DIRECTIVE:
Your task is to output the data exactly as it stands.

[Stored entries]
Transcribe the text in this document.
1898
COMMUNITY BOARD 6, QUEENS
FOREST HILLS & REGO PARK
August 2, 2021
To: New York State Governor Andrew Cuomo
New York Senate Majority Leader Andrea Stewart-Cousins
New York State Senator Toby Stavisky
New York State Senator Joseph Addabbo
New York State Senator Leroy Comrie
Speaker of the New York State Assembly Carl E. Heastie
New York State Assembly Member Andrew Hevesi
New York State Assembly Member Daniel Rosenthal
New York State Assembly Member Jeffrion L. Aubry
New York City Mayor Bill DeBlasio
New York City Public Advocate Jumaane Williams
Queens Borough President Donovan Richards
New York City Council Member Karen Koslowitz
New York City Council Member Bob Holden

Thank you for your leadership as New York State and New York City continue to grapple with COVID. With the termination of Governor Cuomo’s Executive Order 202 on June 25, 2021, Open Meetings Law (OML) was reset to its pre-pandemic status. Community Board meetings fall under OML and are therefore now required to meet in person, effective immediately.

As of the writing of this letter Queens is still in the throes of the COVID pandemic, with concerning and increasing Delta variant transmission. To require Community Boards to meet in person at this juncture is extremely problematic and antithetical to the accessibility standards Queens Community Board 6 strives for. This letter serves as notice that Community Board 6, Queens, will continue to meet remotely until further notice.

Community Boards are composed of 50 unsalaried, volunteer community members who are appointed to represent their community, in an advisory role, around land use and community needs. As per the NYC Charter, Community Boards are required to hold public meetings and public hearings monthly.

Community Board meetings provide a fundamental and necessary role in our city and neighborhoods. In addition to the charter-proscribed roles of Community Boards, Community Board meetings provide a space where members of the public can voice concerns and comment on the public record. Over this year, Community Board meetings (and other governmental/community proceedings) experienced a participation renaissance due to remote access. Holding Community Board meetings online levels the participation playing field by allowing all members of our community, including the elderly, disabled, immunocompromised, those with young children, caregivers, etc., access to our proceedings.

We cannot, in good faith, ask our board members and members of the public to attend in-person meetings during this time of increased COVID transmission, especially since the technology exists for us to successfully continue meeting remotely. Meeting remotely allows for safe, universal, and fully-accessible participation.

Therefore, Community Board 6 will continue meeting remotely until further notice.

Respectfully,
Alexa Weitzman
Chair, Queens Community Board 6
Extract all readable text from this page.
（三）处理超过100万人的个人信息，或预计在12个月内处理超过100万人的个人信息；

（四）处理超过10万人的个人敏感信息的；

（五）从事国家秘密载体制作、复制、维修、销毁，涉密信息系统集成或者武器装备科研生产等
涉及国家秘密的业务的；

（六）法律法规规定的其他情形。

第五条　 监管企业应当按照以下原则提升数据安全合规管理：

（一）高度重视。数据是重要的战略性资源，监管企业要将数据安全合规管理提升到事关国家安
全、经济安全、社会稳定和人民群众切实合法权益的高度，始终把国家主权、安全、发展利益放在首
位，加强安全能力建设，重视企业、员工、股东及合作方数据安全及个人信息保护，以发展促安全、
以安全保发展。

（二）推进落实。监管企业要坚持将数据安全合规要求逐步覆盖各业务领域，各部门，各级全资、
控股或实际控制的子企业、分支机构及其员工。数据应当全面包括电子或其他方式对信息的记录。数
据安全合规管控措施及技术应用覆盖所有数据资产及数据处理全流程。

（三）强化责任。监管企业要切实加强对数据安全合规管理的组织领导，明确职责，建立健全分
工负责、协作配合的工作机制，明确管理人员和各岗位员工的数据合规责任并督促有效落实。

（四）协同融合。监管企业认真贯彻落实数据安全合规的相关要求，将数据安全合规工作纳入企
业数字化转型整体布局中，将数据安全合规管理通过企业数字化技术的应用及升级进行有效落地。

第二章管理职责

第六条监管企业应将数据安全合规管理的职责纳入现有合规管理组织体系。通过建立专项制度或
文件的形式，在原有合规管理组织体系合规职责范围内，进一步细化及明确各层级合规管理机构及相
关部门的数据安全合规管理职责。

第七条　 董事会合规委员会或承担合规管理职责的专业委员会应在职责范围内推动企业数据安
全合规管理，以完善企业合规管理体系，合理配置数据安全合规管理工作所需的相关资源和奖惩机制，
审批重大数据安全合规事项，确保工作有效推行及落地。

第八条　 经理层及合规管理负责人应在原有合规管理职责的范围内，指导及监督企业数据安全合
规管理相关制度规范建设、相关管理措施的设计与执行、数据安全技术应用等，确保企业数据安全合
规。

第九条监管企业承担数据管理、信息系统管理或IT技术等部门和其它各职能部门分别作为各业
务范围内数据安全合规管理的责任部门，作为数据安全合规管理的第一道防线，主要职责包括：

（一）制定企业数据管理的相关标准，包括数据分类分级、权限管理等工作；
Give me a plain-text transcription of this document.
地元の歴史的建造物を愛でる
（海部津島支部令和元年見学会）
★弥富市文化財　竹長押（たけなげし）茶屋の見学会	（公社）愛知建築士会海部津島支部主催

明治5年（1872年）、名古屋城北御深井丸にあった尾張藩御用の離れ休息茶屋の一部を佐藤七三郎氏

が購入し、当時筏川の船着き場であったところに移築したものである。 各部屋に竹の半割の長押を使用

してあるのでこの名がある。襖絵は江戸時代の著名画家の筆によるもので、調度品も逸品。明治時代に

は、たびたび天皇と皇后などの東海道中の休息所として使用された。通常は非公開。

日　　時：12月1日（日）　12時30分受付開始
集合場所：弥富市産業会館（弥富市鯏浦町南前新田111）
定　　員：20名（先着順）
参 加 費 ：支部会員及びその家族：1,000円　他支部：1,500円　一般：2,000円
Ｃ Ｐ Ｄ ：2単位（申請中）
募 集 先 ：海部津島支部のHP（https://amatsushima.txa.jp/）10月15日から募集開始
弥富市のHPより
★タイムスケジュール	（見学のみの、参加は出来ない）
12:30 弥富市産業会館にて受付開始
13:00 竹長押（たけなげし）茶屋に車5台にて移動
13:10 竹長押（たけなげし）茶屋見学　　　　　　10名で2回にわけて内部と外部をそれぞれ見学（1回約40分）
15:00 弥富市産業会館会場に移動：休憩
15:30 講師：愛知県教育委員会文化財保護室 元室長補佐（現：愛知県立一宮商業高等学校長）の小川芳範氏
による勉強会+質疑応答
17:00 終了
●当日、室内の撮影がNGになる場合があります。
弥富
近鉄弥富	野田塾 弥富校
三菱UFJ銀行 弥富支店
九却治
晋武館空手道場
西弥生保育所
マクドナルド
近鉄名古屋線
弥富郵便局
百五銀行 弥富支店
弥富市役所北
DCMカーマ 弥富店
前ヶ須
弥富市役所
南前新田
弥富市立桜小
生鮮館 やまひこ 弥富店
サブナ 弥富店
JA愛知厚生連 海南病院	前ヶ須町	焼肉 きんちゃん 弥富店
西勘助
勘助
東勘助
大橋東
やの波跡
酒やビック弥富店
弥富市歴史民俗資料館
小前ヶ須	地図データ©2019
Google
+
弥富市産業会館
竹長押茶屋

ANSWER BELOW:
Transcribe the text in this document.
1898
COMMUNITY BOARD 6, QUEENS
FOREST HILLS & REGO PARK
August 2, 2021
To: New York State Governor Andrew Cuomo
New York Senate Majority Leader Andrea Stewart-Cousins
New York State Senator Toby Stavisky
New York State Senator Joseph Addabbo
New York State Senator Leroy Comrie
Speaker of the New York State Assembly Carl E. Heastie
New York State Assembly Member Andrew Hevesi
New York State Assembly Member Daniel Rosenthal
New York State Assembly Member Jeffrion L. Aubry
New York City Mayor Bill DeBlasio
New York City Public Advocate Jumaane Williams
Queens Borough President Donovan Richards
New York City Council Member Karen Koslowitz
New York City Council Member Bob Holden

Thank you for your leadership as New York State and New York City continue to grapple with COVID. With the termination of Governor Cuomo’s Executive Order 202 on June 25, 2021, Open Meetings Law (OML) was reset to its pre-pandemic status. Community Board meetings fall under OML and are therefore now required to meet in person, effective immediately.

As of the writing of this letter Queens is still in the throes of the COVID pandemic, with concerning and increasing Delta variant transmission. To require Community Boards to meet in person at this juncture is extremely problematic and antithetical to the accessibility standards Queens Community Board 6 strives for. This letter serves as notice that Community Board 6, Queens, will continue to meet remotely until further notice.

Community Boards are composed of 50 unsalaried, volunteer community members who are appointed to represent their community, in an advisory role, around land use and community needs. As per the NYC Charter, Community Boards are required to hold public meetings and public hearings monthly.

Community Board meetings provide a fundamental and necessary role in our city and neighborhoods. In addition to the charter-proscribed roles of Community Boards, Community Board meetings provide a space where members of the public can voice concerns and comment on the public record. Over this year, Community Board meetings (and other governmental/community proceedings) experienced a participation renaissance due to remote access. Holding Community Board meetings online levels the participation playing field by allowing all members of our community, including the elderly, disabled, immunocompromised, those with young children, caregivers, etc., access to our proceedings.

We cannot, in good faith, ask our board members and members of the public to attend in-person meetings during this time of increased COVID transmission, especially since the technology exists for us to successfully continue meeting remotely. Meeting remotely allows for safe, universal, and fully-accessible participation.

Therefore, Community Board 6 will continue meeting remotely until further notice.

Respectfully,
Alexa Weitzman
Chair, Queens Community Board 6
Extract all readable text from this page.
（三）处理超过100万人的个人信息，或预计在12个月内处理超过100万人的个人信息；

（四）处理超过10万人的个人敏感信息的；

（五）从事国家秘密载体制作、复制、维修、销毁，涉密信息系统集成或者武器装备科研生产等
涉及国家秘密的业务的；

（六）法律法规规定的其他情形。

第五条　 监管企业应当按照以下原则提升数据安全合规管理：

（一）高度重视。数据是重要的战略性资源，监管企业要将数据安全合规管理提升到事关国家安
全、经济安全、社会稳定和人民群众切实合法权益的高度，始终把国家主权、安全、发展利益放在首
位，加强安全能力建设，重视企业、员工、股东及合作方数据安全及个人信息保护，以发展促安全、
以安全保发展。

（二）推进落实。监管企业要坚持将数据安全合规要求逐步覆盖各业务领域，各部门，各级全资、
控股或实际控制的子企业、分支机构及其员工。数据应当全面包括电子或其他方式对信息的记录。数
据安全合规管控措施及技术应用覆盖所有数据资产及数据处理全流程。

（三）强化责任。监管企业要切实加强对数据安全合规管理的组织领导，明确职责，建立健全分
工负责、协作配合的工作机制，明确管理人员和各岗位员工的数据合规责任并督促有效落实。

（四）协同融合。监管企业认真贯彻落实数据安全合规的相关要求，将数据安全合规工作纳入企
业数字化转型整体布局中，将数据安全合规管理通过企业数字化技术的应用及升级进行有效落地。

第二章管理职责

第六条监管企业应将数据安全合规管理的职责纳入现有合规管理组织体系。通过建立专项制度或
文件的形式，在原有合规管理组织体系合规职责范围内，进一步细化及明确各层级合规管理机构及相
关部门的数据安全合规管理职责。

第七条　 董事会合规委员会或承担合规管理职责的专业委员会应在职责范围内推动企业数据安
全合规管理，以完善企业合规管理体系，合理配置数据安全合规管理工作所需的相关资源和奖惩机制，
审批重大数据安全合规事项，确保工作有效推行及落地。

第八条　 经理层及合规管理负责人应在原有合规管理职责的范围内，指导及监督企业数据安全合
规管理相关制度规范建设、相关管理措施的设计与执行、数据安全技术应用等，确保企业数据安全合
规。

第九条监管企业承担数据管理、信息系统管理或IT技术等部门和其它各职能部门分别作为各业
务范围内数据安全合规管理的责任部门，作为数据安全合规管理的第一道防线，主要职责包括：

（一）制定企业数据管理的相关标准，包括数据分类分级、权限管理等工作；
Give me a plain-text transcription of this document.
地元の歴史的建造物を愛でる
（海部津島支部令和元年見学会）
★弥富市文化財　竹長押（たけなげし）茶屋の見学会	（公社）愛知建築士会海部津島支部主催

明治5年（1872年）、名古屋城北御深井丸にあった尾張藩御用の離れ休息茶屋の一部を佐藤七三郎氏

が購入し、当時筏川の船着き場であったところに移築したものである。 各部屋に竹の半割の長押を使用

してあるのでこの名がある。襖絵は江戸時代の著名画家の筆によるもので、調度品も逸品。明治時代に

は、たびたび天皇と皇后などの東海道中の休息所として使用された。通常は非公開。

日　　時：12月1日（日）　12時30分受付開始
集合場所：弥富市産業会館（弥富市鯏浦町南前新田111）
定　　員：20名（先着順）
参 加 費 ：支部会員及びその家族：1,000円　他支部：1,500円　一般：2,000円
Ｃ Ｐ Ｄ ：2単位（申請中）
募 集 先 ：海部津島支部のHP（https://amatsushima.txa.jp/）10月15日から募集開始
弥富市のHPより
★タイムスケジュール	（見学のみの、参加は出来ない）
12:30 弥富市産業会館にて受付開始
13:00 竹長押（たけなげし）茶屋に車5台にて移動
13:10 竹長押（たけなげし）茶屋見学　　　　　　10名で2回にわけて内部と外部をそれぞれ見学（1回約40分）
15:00 弥富市産業会館会場に移動：休憩
15:30 講師：愛知県教育委員会文化財保護室 元室長補佐（現：愛知県立一宮商業高等学校長）の小川芳範氏
による勉強会+質疑応答
17:00 終了
●当日、室内の撮影がNGになる場合があります。
弥富
近鉄弥富	野田塾 弥富校
三菱UFJ銀行 弥富支店
九却治
晋武館空手道場
西弥生保育所
マクドナルド
近鉄名古屋線
弥富郵便局
百五銀行 弥富支店
弥富市役所北
DCMカーマ 弥富店
前ヶ須
弥富市役所
南前新田
弥富市立桜小
生鮮館 やまひこ 弥富店
サブナ 弥富店
JA愛知厚生連 海南病院	前ヶ須町	焼肉 きんちゃん 弥富店
西勘助
勘助
東勘助
大橋東
やの波跡
酒やビック弥富店
弥富市歴史民俗資料館
小前ヶ須	地図データ©2019
Google
+
弥富市産業会館
竹長押茶屋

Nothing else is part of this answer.